● Required work: Return each line of the listing below, unchanged, and omit the images.

═══ Extracted records ═══

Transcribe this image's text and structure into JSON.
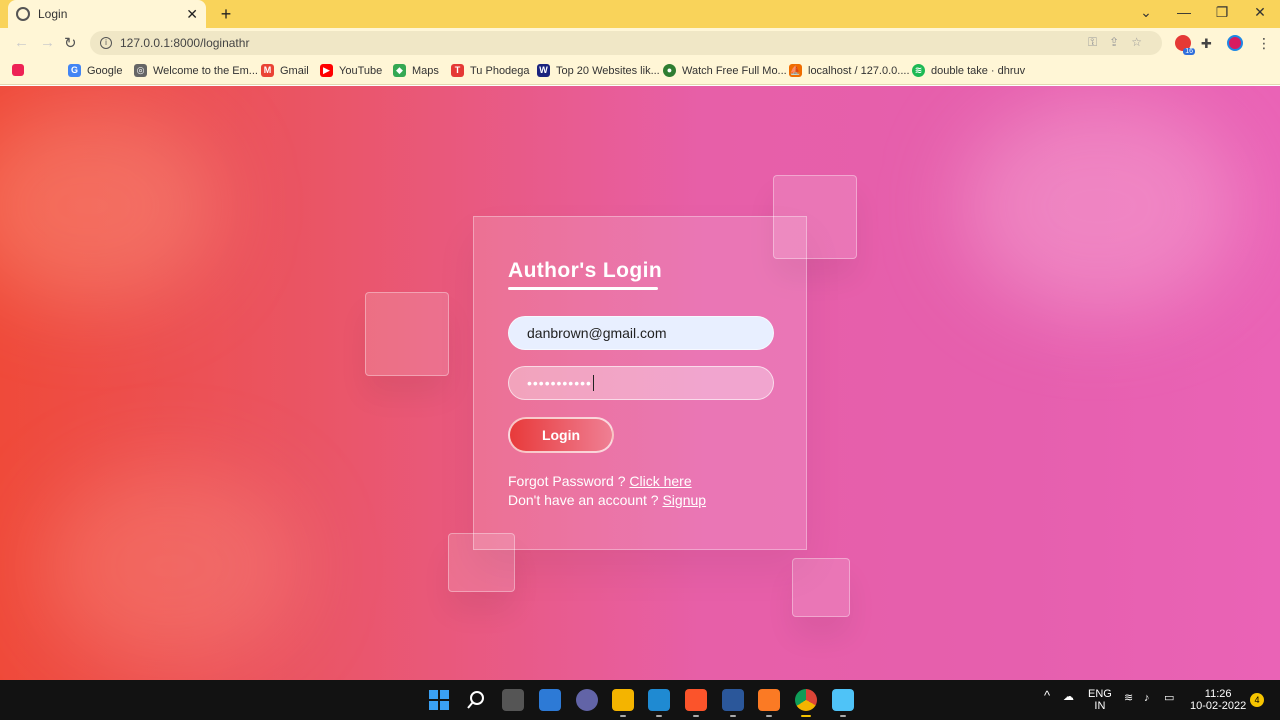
{
  "browser": {
    "tab_title": "Login",
    "tab_close": "✕",
    "new_tab": "+",
    "url": "127.0.0.1:8000/loginathr",
    "extension_badge": "16",
    "bookmarks": [
      {
        "label": "Google",
        "color": "#4285f4",
        "glyph": "G"
      },
      {
        "label": "Welcome to the Em...",
        "color": "#666666",
        "glyph": "◎"
      },
      {
        "label": "Gmail",
        "color": "#ea4335",
        "glyph": "M"
      },
      {
        "label": "YouTube",
        "color": "#ff0000",
        "glyph": "▶"
      },
      {
        "label": "Maps",
        "color": "#34a853",
        "glyph": "◆"
      },
      {
        "label": "Tu Phodega",
        "color": "#e53935",
        "glyph": "T"
      },
      {
        "label": "Top 20 Websites lik...",
        "color": "#1a237e",
        "glyph": "W"
      },
      {
        "label": "Watch Free Full Mo...",
        "color": "#2e7d32",
        "glyph": "●"
      },
      {
        "label": "localhost / 127.0.0....",
        "color": "#ef6c00",
        "glyph": "⛵"
      },
      {
        "label": "double take · dhruv",
        "color": "#1db954",
        "glyph": "≋"
      }
    ]
  },
  "login": {
    "title": "Author's Login",
    "email_value": "danbrown@gmail.com",
    "password_mask": "•••••••••••",
    "button_label": "Login",
    "forgot_text": "Forgot Password ? ",
    "forgot_link": "Click here",
    "signup_text": "Don't have an account ? ",
    "signup_link": "Signup"
  },
  "taskbar": {
    "lang_line1": "ENG",
    "lang_line2": "IN",
    "time": "11:26",
    "date": "10-02-2022",
    "notification_count": "4"
  },
  "colors": {
    "accent": "#e83a3a",
    "tab_bar": "#f9d35a"
  }
}
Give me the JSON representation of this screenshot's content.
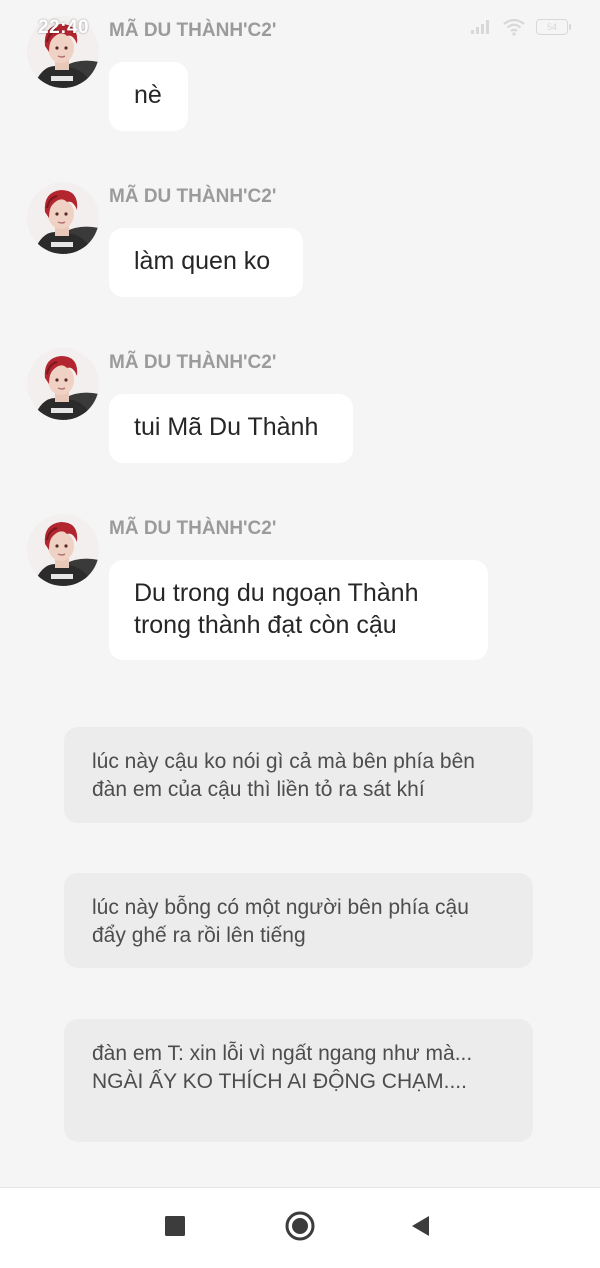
{
  "status_bar": {
    "time": "22:40",
    "battery_level": "54"
  },
  "messages": [
    {
      "sender": "MÃ DU THÀNH'C2'",
      "text": "nè"
    },
    {
      "sender": "MÃ DU THÀNH'C2'",
      "text": "làm quen ko"
    },
    {
      "sender": "MÃ DU THÀNH'C2'",
      "text": "tui Mã Du Thành"
    },
    {
      "sender": "MÃ DU THÀNH'C2'",
      "text": "Du trong du ngoạn Thành trong thành đạt còn cậu"
    }
  ],
  "narrations": [
    {
      "text": "lúc này cậu ko nói gì cả mà bên phía bên đàn em của cậu thì liền tỏ ra sát khí"
    },
    {
      "text": "lúc này bỗng có một người bên phía cậu đẩy ghế ra rồi lên tiếng"
    },
    {
      "text": "đàn em T: xin lỗi vì ngất ngang như mà... NGÀI ẤY KO THÍCH AI ĐỘNG CHẠM...."
    }
  ],
  "colors": {
    "background": "#f5f5f5",
    "bubble": "#ffffff",
    "narration": "#ececec",
    "sender": "#9b9b9b"
  },
  "icons": {
    "nav_recents": "square-icon",
    "nav_home": "circle-icon",
    "nav_back": "triangle-back-icon"
  }
}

═══

● Result:
Transcribe this image's text and structure into JSON.
{
  "browser": {
    "tab_title": "Login",
    "tab_close": "✕",
    "new_tab": "+",
    "url": "127.0.0.1:8000/loginathr",
    "extension_badge": "16",
    "bookmarks": [
      {
        "label": "Google",
        "color": "#4285f4",
        "glyph": "G"
      },
      {
        "label": "Welcome to the Em...",
        "color": "#666666",
        "glyph": "◎"
      },
      {
        "label": "Gmail",
        "color": "#ea4335",
        "glyph": "M"
      },
      {
        "label": "YouTube",
        "color": "#ff0000",
        "glyph": "▶"
      },
      {
        "label": "Maps",
        "color": "#34a853",
        "glyph": "◆"
      },
      {
        "label": "Tu Phodega",
        "color": "#e53935",
        "glyph": "T"
      },
      {
        "label": "Top 20 Websites lik...",
        "color": "#1a237e",
        "glyph": "W"
      },
      {
        "label": "Watch Free Full Mo...",
        "color": "#2e7d32",
        "glyph": "●"
      },
      {
        "label": "localhost / 127.0.0....",
        "color": "#ef6c00",
        "glyph": "⛵"
      },
      {
        "label": "double take · dhruv",
        "color": "#1db954",
        "glyph": "≋"
      }
    ]
  },
  "login": {
    "title": "Author's Login",
    "email_value": "danbrown@gmail.com",
    "password_mask": "•••••••••••",
    "button_label": "Login",
    "forgot_text": "Forgot Password ? ",
    "forgot_link": "Click here",
    "signup_text": "Don't have an account ? ",
    "signup_link": "Signup"
  },
  "taskbar": {
    "lang_line1": "ENG",
    "lang_line2": "IN",
    "time": "11:26",
    "date": "10-02-2022",
    "notification_count": "4"
  },
  "colors": {
    "accent": "#e83a3a",
    "tab_bar": "#f9d35a"
  }
}
Give me the JSON representation of this screenshot's content.
{
  "status_bar": {
    "time": "22:40",
    "battery_level": "54"
  },
  "messages": [
    {
      "sender": "MÃ DU THÀNH'C2'",
      "text": "nè"
    },
    {
      "sender": "MÃ DU THÀNH'C2'",
      "text": "làm quen ko"
    },
    {
      "sender": "MÃ DU THÀNH'C2'",
      "text": "tui Mã Du Thành"
    },
    {
      "sender": "MÃ DU THÀNH'C2'",
      "text": "Du trong du ngoạn Thành trong thành đạt còn cậu"
    }
  ],
  "narrations": [
    {
      "text": "lúc này cậu ko nói gì cả mà bên phía bên đàn em của cậu thì liền tỏ ra sát khí"
    },
    {
      "text": "lúc này bỗng có một người bên phía cậu đẩy ghế ra rồi lên tiếng"
    },
    {
      "text": "đàn em T: xin lỗi vì ngất ngang như mà... NGÀI ẤY KO THÍCH AI ĐỘNG CHẠM...."
    }
  ],
  "colors": {
    "background": "#f5f5f5",
    "bubble": "#ffffff",
    "narration": "#ececec",
    "sender": "#9b9b9b"
  },
  "icons": {
    "nav_recents": "square-icon",
    "nav_home": "circle-icon",
    "nav_back": "triangle-back-icon"
  }
}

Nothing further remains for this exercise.